### WHAT TO PRODUCE
Every record below is to be retyped exactly.

——————

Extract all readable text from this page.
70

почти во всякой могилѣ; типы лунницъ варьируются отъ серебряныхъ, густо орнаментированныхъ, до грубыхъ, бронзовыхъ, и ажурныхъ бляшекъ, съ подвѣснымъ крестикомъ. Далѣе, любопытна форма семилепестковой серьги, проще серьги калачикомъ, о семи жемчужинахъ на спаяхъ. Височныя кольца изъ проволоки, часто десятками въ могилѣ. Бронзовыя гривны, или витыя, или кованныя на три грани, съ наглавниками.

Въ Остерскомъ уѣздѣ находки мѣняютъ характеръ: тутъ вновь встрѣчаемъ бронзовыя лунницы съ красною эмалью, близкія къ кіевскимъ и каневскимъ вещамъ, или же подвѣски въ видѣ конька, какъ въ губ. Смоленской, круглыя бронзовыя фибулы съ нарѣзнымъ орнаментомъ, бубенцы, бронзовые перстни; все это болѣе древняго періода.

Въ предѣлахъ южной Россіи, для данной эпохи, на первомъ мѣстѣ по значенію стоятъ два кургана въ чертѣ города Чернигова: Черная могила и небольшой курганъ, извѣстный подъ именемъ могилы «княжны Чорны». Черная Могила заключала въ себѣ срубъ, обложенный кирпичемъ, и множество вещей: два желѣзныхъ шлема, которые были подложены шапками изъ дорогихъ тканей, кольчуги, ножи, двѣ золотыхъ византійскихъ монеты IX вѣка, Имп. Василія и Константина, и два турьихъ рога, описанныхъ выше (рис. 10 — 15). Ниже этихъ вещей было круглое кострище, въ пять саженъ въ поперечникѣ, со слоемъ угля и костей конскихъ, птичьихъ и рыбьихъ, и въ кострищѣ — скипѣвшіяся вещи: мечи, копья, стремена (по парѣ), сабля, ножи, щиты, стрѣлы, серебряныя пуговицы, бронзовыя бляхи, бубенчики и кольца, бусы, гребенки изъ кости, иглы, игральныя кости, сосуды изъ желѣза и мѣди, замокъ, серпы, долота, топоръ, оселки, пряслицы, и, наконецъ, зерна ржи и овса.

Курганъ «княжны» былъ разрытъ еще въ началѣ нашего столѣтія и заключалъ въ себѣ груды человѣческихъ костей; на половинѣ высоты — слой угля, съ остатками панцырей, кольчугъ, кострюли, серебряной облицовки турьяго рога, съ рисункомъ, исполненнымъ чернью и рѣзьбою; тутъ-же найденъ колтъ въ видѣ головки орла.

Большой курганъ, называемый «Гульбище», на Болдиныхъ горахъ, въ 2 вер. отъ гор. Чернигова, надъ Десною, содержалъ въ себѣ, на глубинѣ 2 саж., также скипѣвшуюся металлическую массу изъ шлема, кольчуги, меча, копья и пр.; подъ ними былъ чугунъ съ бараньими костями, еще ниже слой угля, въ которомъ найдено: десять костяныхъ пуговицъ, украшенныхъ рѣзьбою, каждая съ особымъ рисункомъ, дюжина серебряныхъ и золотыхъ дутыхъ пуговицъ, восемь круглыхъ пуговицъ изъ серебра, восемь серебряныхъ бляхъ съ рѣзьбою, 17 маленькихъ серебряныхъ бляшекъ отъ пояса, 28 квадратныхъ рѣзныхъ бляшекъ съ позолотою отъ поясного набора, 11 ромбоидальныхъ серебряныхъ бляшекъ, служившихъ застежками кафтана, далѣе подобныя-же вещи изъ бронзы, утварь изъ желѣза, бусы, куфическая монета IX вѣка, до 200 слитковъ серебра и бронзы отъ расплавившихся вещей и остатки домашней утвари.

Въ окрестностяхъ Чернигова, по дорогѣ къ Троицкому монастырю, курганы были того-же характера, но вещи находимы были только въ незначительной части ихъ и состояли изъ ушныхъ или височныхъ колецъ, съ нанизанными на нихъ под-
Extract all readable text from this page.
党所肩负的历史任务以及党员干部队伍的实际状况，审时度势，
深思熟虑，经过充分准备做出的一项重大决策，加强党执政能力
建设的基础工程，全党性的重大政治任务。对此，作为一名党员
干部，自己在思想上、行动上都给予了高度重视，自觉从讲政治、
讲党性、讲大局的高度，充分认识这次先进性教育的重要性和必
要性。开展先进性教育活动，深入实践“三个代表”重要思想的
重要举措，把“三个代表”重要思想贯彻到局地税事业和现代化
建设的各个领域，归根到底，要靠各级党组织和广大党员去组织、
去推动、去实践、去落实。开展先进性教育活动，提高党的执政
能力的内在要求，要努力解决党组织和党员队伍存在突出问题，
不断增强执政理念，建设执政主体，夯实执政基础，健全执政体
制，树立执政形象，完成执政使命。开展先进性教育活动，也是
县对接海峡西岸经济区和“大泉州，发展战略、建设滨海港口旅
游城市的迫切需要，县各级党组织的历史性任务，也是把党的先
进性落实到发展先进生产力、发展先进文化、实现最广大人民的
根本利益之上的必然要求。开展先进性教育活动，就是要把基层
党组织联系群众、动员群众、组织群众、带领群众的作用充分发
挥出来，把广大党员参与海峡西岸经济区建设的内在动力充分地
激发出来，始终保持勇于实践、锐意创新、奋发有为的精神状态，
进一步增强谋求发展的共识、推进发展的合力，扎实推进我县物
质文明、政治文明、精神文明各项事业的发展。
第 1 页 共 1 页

——————

### REPLY TO THE EXERCISE
Extract all readable text from this page.
70

почти во всякой могилѣ; типы лунницъ варьируются отъ серебряныхъ, густо орнаментированныхъ, до грубыхъ, бронзовыхъ, и ажурныхъ бляшекъ, съ подвѣснымъ крестикомъ. Далѣе, любопытна форма семилепестковой серьги, проще серьги калачикомъ, о семи жемчужинахъ на спаяхъ. Височныя кольца изъ проволоки, часто десятками въ могилѣ. Бронзовыя гривны, или витыя, или кованныя на три грани, съ наглавниками.

Въ Остерскомъ уѣздѣ находки мѣняютъ характеръ: тутъ вновь встрѣчаемъ бронзовыя лунницы съ красною эмалью, близкія къ кіевскимъ и каневскимъ вещамъ, или же подвѣски въ видѣ конька, какъ въ губ. Смоленской, круглыя бронзовыя фибулы съ нарѣзнымъ орнаментомъ, бубенцы, бронзовые перстни; все это болѣе древняго періода.

Въ предѣлахъ южной Россіи, для данной эпохи, на первомъ мѣстѣ по значенію стоятъ два кургана въ чертѣ города Чернигова: Черная могила и небольшой курганъ, извѣстный подъ именемъ могилы «княжны Чорны». Черная Могила заключала въ себѣ срубъ, обложенный кирпичемъ, и множество вещей: два желѣзныхъ шлема, которые были подложены шапками изъ дорогихъ тканей, кольчуги, ножи, двѣ золотыхъ византійскихъ монеты IX вѣка, Имп. Василія и Константина, и два турьихъ рога, описанныхъ выше (рис. 10 — 15). Ниже этихъ вещей было круглое кострище, въ пять саженъ въ поперечникѣ, со слоемъ угля и костей конскихъ, птичьихъ и рыбьихъ, и въ кострищѣ — скипѣвшіяся вещи: мечи, копья, стремена (по парѣ), сабля, ножи, щиты, стрѣлы, серебряныя пуговицы, бронзовыя бляхи, бубенчики и кольца, бусы, гребенки изъ кости, иглы, игральныя кости, сосуды изъ желѣза и мѣди, замокъ, серпы, долота, топоръ, оселки, пряслицы, и, наконецъ, зерна ржи и овса.

Курганъ «княжны» былъ разрытъ еще въ началѣ нашего столѣтія и заключалъ въ себѣ груды человѣческихъ костей; на половинѣ высоты — слой угля, съ остатками панцырей, кольчугъ, кострюли, серебряной облицовки турьяго рога, съ рисункомъ, исполненнымъ чернью и рѣзьбою; тутъ-же найденъ колтъ въ видѣ головки орла.

Большой курганъ, называемый «Гульбище», на Болдиныхъ горахъ, въ 2 вер. отъ гор. Чернигова, надъ Десною, содержалъ въ себѣ, на глубинѣ 2 саж., также скипѣвшуюся металлическую массу изъ шлема, кольчуги, меча, копья и пр.; подъ ними былъ чугунъ съ бараньими костями, еще ниже слой угля, въ которомъ найдено: десять костяныхъ пуговицъ, украшенныхъ рѣзьбою, каждая съ особымъ рисункомъ, дюжина серебряныхъ и золотыхъ дутыхъ пуговицъ, восемь круглыхъ пуговицъ изъ серебра, восемь серебряныхъ бляхъ съ рѣзьбою, 17 маленькихъ серебряныхъ бляшекъ отъ пояса, 28 квадратныхъ рѣзныхъ бляшекъ съ позолотою отъ поясного набора, 11 ромбоидальныхъ серебряныхъ бляшекъ, служившихъ застежками кафтана, далѣе подобныя-же вещи изъ бронзы, утварь изъ желѣза, бусы, куфическая монета IX вѣка, до 200 слитковъ серебра и бронзы отъ расплавившихся вещей и остатки домашней утвари.

Въ окрестностяхъ Чернигова, по дорогѣ къ Троицкому монастырю, курганы были того-же характера, но вещи находимы были только въ незначительной части ихъ и состояли изъ ушныхъ или височныхъ колецъ, съ нанизанными на нихъ под-
Extract all readable text from this page.
党所肩负的历史任务以及党员干部队伍的实际状况，审时度势，
深思熟虑，经过充分准备做出的一项重大决策，加强党执政能力
建设的基础工程，全党性的重大政治任务。对此，作为一名党员
干部，自己在思想上、行动上都给予了高度重视，自觉从讲政治、
讲党性、讲大局的高度，充分认识这次先进性教育的重要性和必
要性。开展先进性教育活动，深入实践“三个代表”重要思想的
重要举措，把“三个代表”重要思想贯彻到局地税事业和现代化
建设的各个领域，归根到底，要靠各级党组织和广大党员去组织、
去推动、去实践、去落实。开展先进性教育活动，提高党的执政
能力的内在要求，要努力解决党组织和党员队伍存在突出问题，
不断增强执政理念，建设执政主体，夯实执政基础，健全执政体
制，树立执政形象，完成执政使命。开展先进性教育活动，也是
县对接海峡西岸经济区和“大泉州，发展战略、建设滨海港口旅
游城市的迫切需要，县各级党组织的历史性任务，也是把党的先
进性落实到发展先进生产力、发展先进文化、实现最广大人民的
根本利益之上的必然要求。开展先进性教育活动，就是要把基层
党组织联系群众、动员群众、组织群众、带领群众的作用充分发
挥出来，把广大党员参与海峡西岸经济区建设的内在动力充分地
激发出来，始终保持勇于实践、锐意创新、奋发有为的精神状态，
进一步增强谋求发展的共识、推进发展的合力，扎实推进我县物
质文明、政治文明、精神文明各项事业的发展。
第 1 页 共 1 页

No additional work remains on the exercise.